Problem to work on> Pick out and copy every line in the material below that contains the word "Landsat". Case counts, so a line qualifies only if its capitalization matches.

Rows>
_ _ _
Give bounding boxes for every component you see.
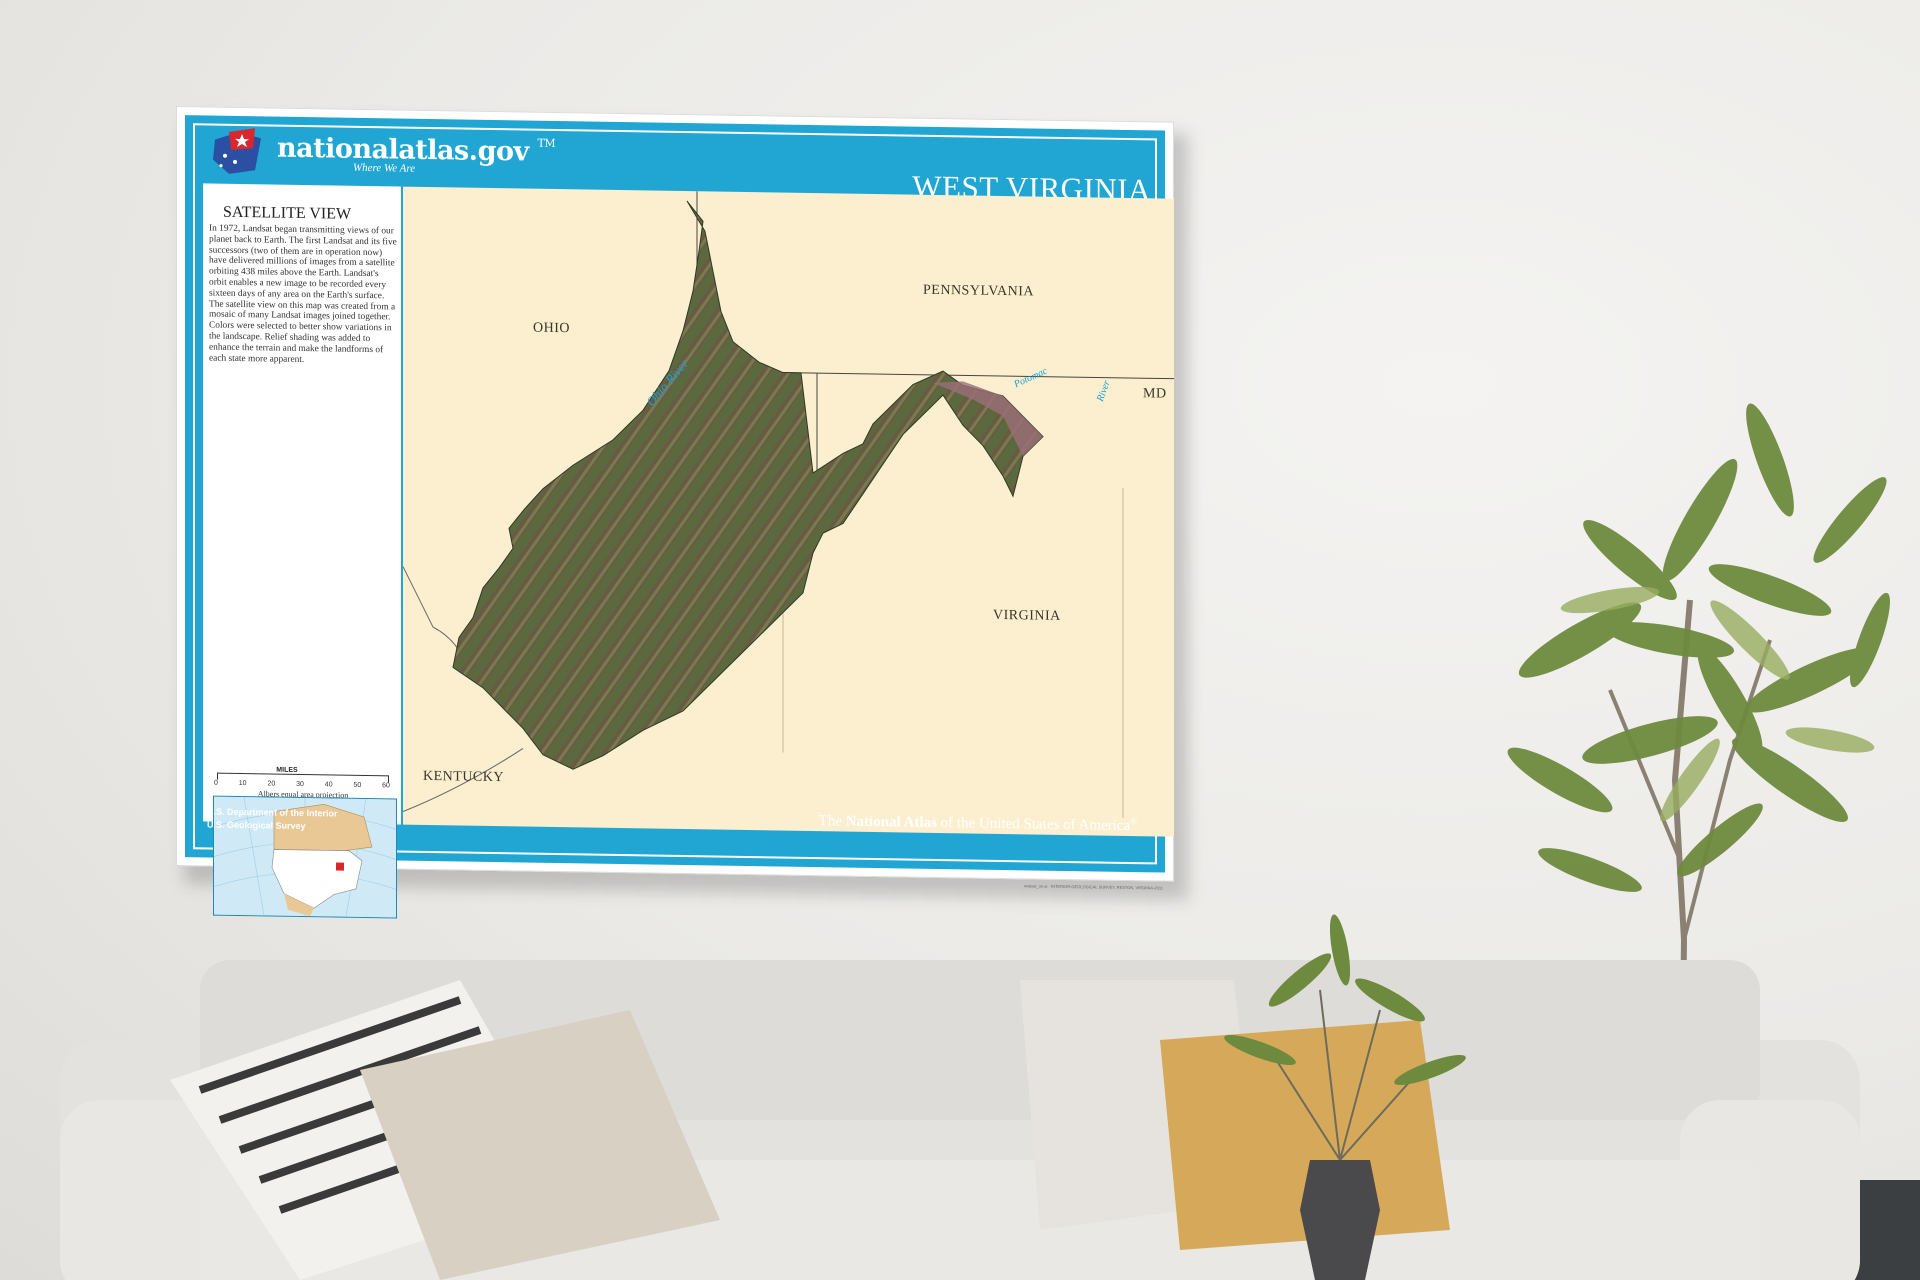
scale-tick: 50 [353,781,362,789]
room-scene: nationalatlas.gov TM Where We Are WEST V… [0,0,1920,1280]
map-label-virginia: VIRGINIA [993,607,1061,624]
brand-tagline: Where We Are [353,161,416,175]
info-panel: SATELLITE VIEW In 1972, Landsat began tr… [203,183,401,919]
map-label-kentucky: KENTUCKY [423,768,504,786]
agency-line-2: U.S. Geological Survey [207,819,306,832]
map-label-pennsylvania: PENNSYLVANIA [923,282,1035,300]
map-area: OHIO PENNSYLVANIA MD VIRGINIA KENTUCKY O… [403,186,1174,837]
panel-title: SATELLITE VIEW [223,203,352,223]
scale-tick: 0 [214,779,218,787]
brand-name: nationalatlas.gov TM [277,132,556,168]
poster-frame: nationalatlas.gov TM Where We Are WEST V… [185,115,1174,919]
agency-credit: U.S. Department of the Interior U.S. Geo… [207,805,338,833]
scale-tick: 30 [296,780,304,789]
scale-tick: 60 [382,782,390,790]
panel-description: In 1972, Landsat began transmitting view… [209,223,397,365]
national-atlas-logo-icon [213,128,261,174]
state-map [403,191,1174,818]
footer-title: The National Atlas of the United States … [818,813,1137,834]
scale-tick: 40 [324,781,333,789]
map-poster: nationalatlas.gov TM Where We Are WEST V… [176,106,1188,919]
poster-paper: nationalatlas.gov TM Where We Are WEST V… [176,106,1174,919]
map-label-md: MD [1143,386,1167,402]
small-plant [1224,914,1466,1280]
scale-tick: 20 [267,780,276,788]
map-label-ohio: OHIO [533,320,570,337]
scale-tick: 10 [238,779,247,788]
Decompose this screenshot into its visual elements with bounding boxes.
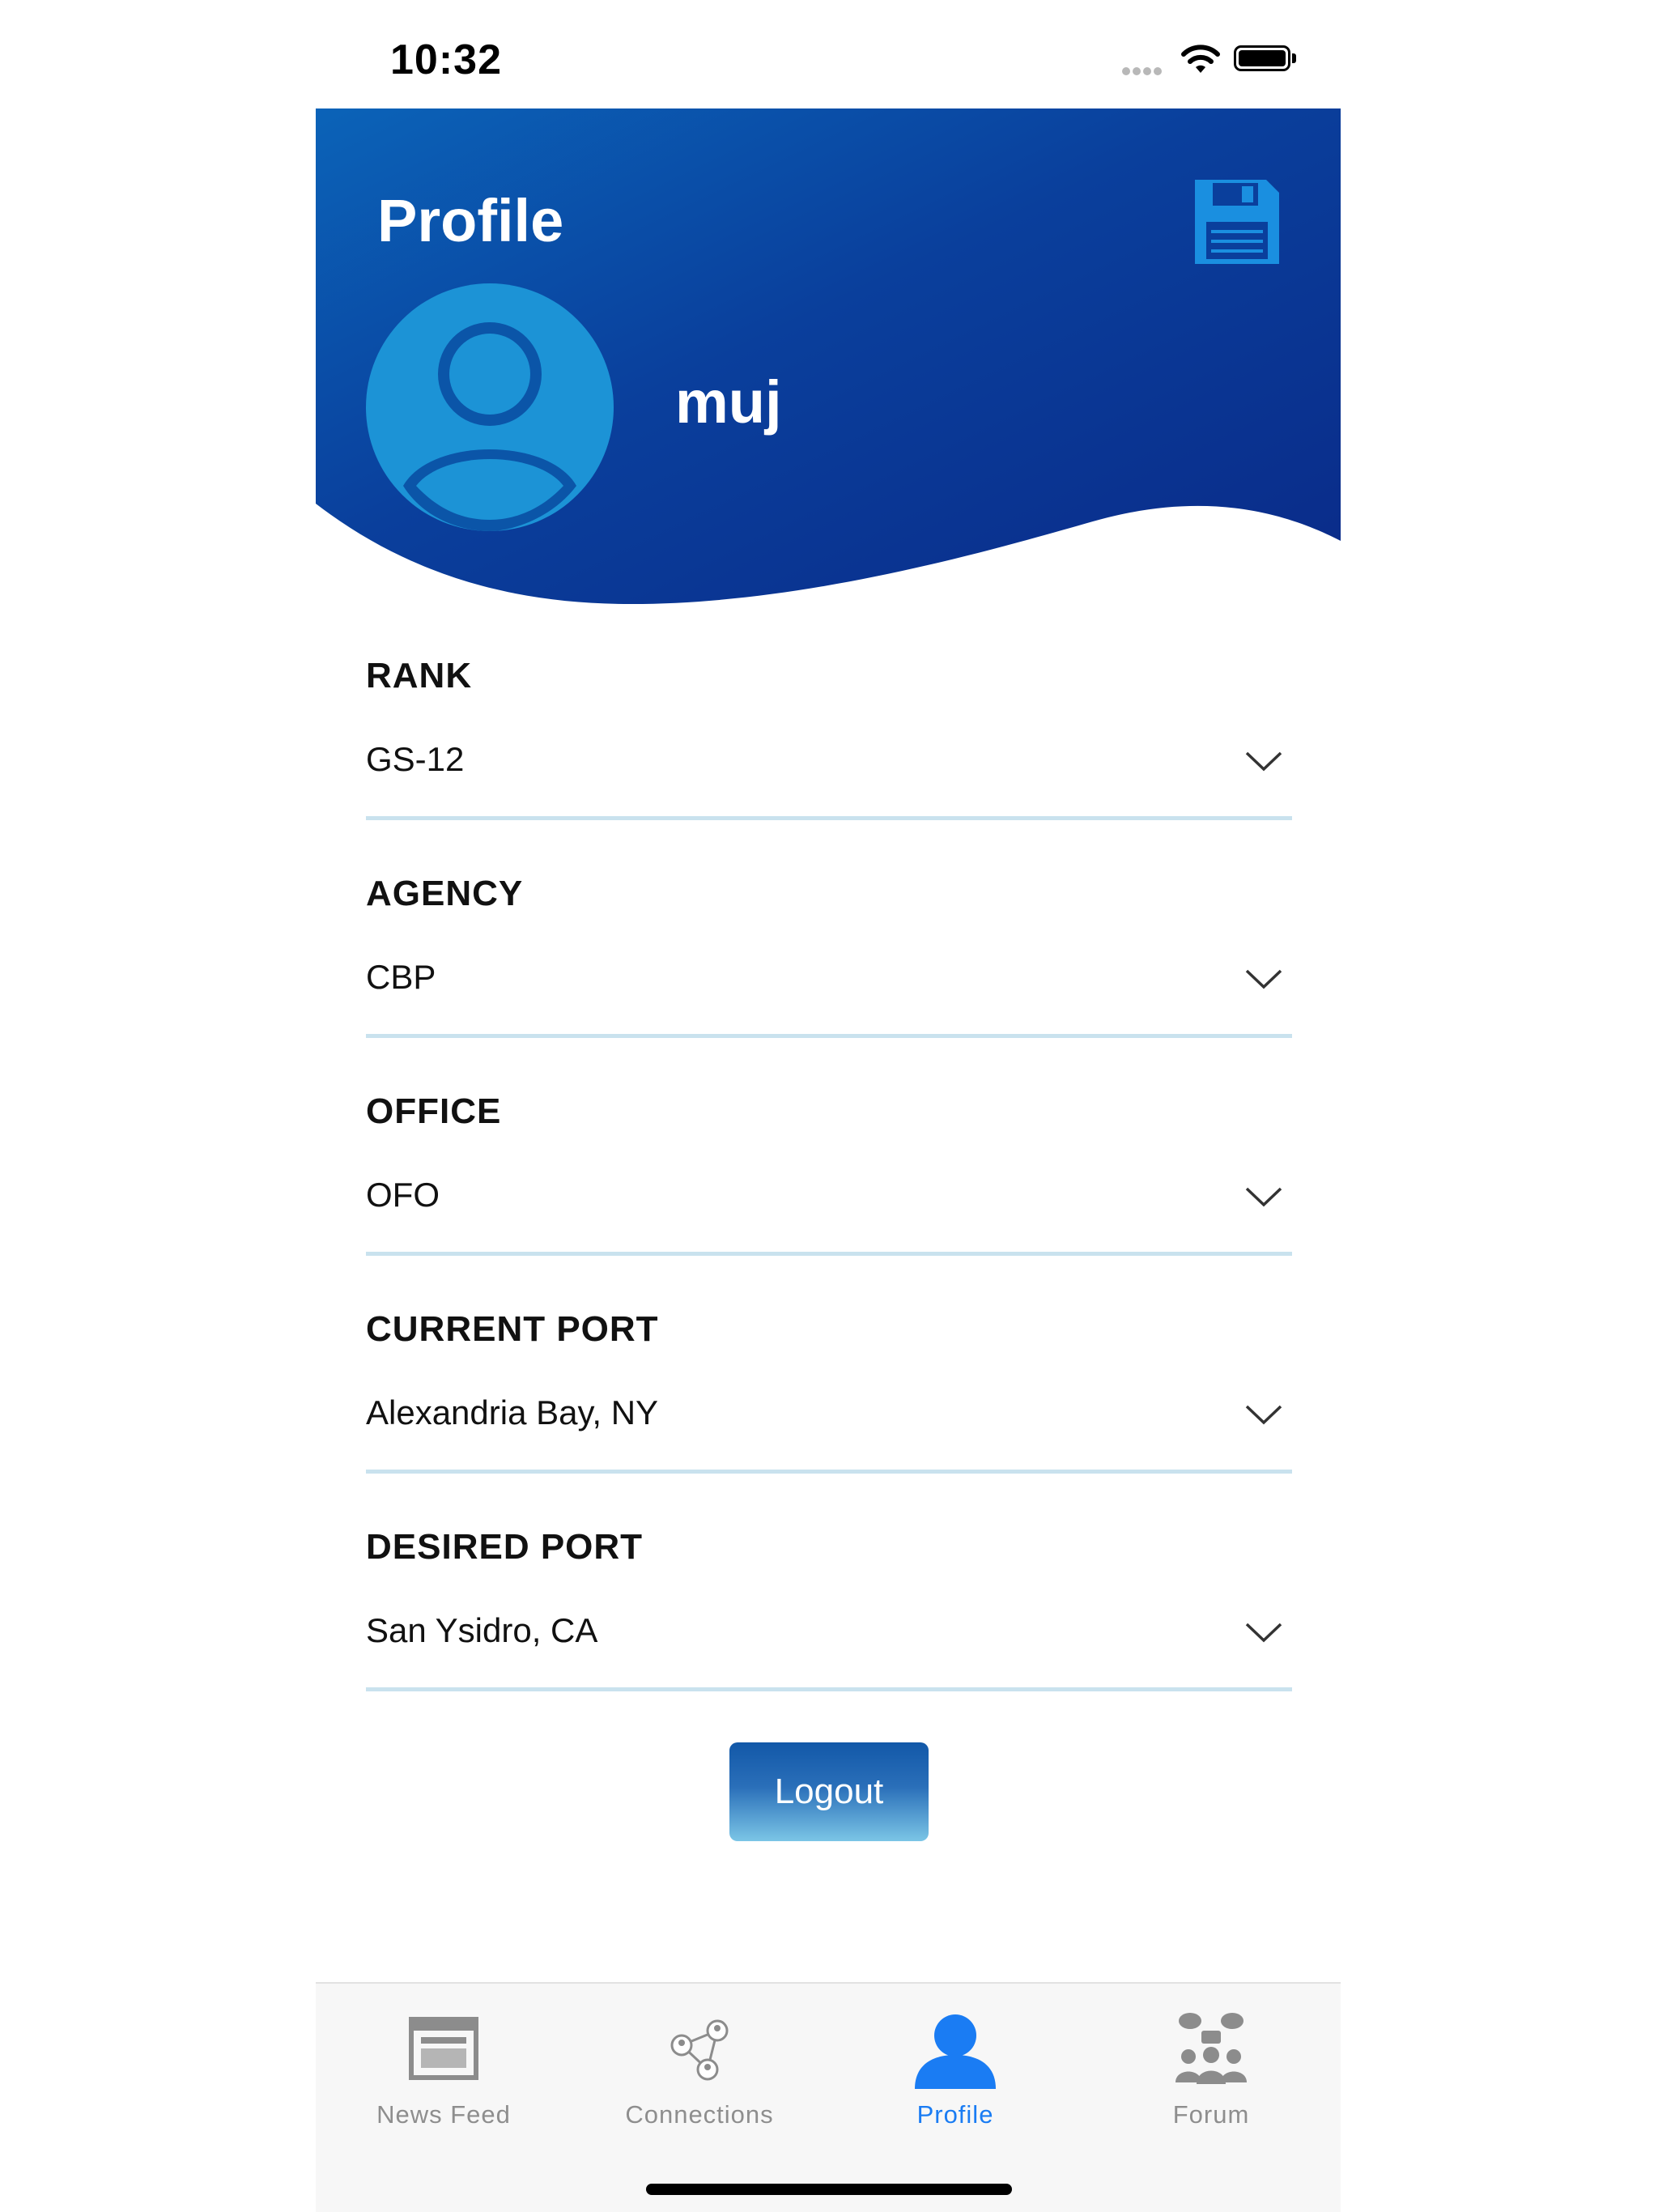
profile-header: Profile muj xyxy=(316,108,1341,604)
chevron-down-icon[interactable] xyxy=(1244,1393,1284,1434)
tab-label: Connections xyxy=(625,2100,774,2129)
field-desired-port[interactable]: DESIRED PORT San Ysidro, CA xyxy=(366,1511,1292,1729)
news-feed-icon xyxy=(409,2017,478,2080)
home-indicator xyxy=(646,2184,1012,2195)
tab-forum[interactable]: Forum xyxy=(1083,1984,1339,2146)
divider xyxy=(366,816,1292,820)
divider xyxy=(366,1470,1292,1474)
chevron-down-icon[interactable] xyxy=(1244,740,1284,781)
user-avatar-icon[interactable] xyxy=(366,283,614,531)
field-rank[interactable]: RANK GS-12 xyxy=(366,640,1292,857)
page-title: Profile xyxy=(377,187,564,254)
field-agency[interactable]: AGENCY CBP xyxy=(366,857,1292,1075)
rank-select-value[interactable]: GS-12 xyxy=(366,740,464,779)
tab-label: Forum xyxy=(1172,2100,1250,2129)
field-label: DESIRED PORT xyxy=(366,1527,644,1567)
username: muj xyxy=(675,368,782,436)
field-office[interactable]: OFFICE OFO xyxy=(366,1075,1292,1293)
field-label: CURRENT PORT xyxy=(366,1309,659,1349)
battery-icon xyxy=(1234,45,1290,71)
connections-icon xyxy=(670,2019,729,2081)
tab-label: News Feed xyxy=(376,2100,511,2129)
tab-connections[interactable]: Connections xyxy=(572,1984,827,2146)
field-label: OFFICE xyxy=(366,1091,502,1131)
wifi-icon xyxy=(1180,44,1221,80)
tab-profile[interactable]: Profile xyxy=(827,1984,1083,2146)
field-label: AGENCY xyxy=(366,874,524,913)
chevron-down-icon[interactable] xyxy=(1244,1611,1284,1652)
logout-button[interactable]: Logout xyxy=(729,1742,929,1841)
agency-select-value[interactable]: CBP xyxy=(366,958,436,997)
status-time: 10:32 xyxy=(390,36,502,83)
office-select-value[interactable]: OFO xyxy=(366,1176,440,1214)
divider xyxy=(366,1034,1292,1038)
tab-news-feed[interactable]: News Feed xyxy=(316,1984,572,2146)
desired-port-select-value[interactable]: San Ysidro, CA xyxy=(366,1611,597,1650)
divider xyxy=(366,1252,1292,1256)
current-port-select-value[interactable]: Alexandria Bay, NY xyxy=(366,1393,658,1432)
field-current-port[interactable]: CURRENT PORT Alexandria Bay, NY xyxy=(366,1293,1292,1511)
field-label: RANK xyxy=(366,656,473,696)
cellular-signal-icon xyxy=(1122,65,1164,79)
tab-label: Profile xyxy=(916,2100,994,2129)
tab-bar: News Feed Connections Profile Forum xyxy=(316,1982,1341,2212)
floppy-disk-icon[interactable] xyxy=(1192,177,1282,267)
forum-icon xyxy=(1175,2013,1247,2084)
profile-icon xyxy=(915,2014,996,2089)
chevron-down-icon[interactable] xyxy=(1244,1176,1284,1216)
divider xyxy=(366,1687,1292,1691)
profile-form: RANK GS-12 AGENCY CBP OFFICE OFO CURRENT… xyxy=(366,640,1292,1729)
chevron-down-icon[interactable] xyxy=(1244,958,1284,998)
status-bar: 10:32 xyxy=(0,0,1658,108)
_ _ _
Exercise solution>
info-panel: SATELLITE VIEW In 1972, Landsat began tr… [203,183,401,919]
panel-description: In 1972, Landsat began transmitting view… [209,223,397,365]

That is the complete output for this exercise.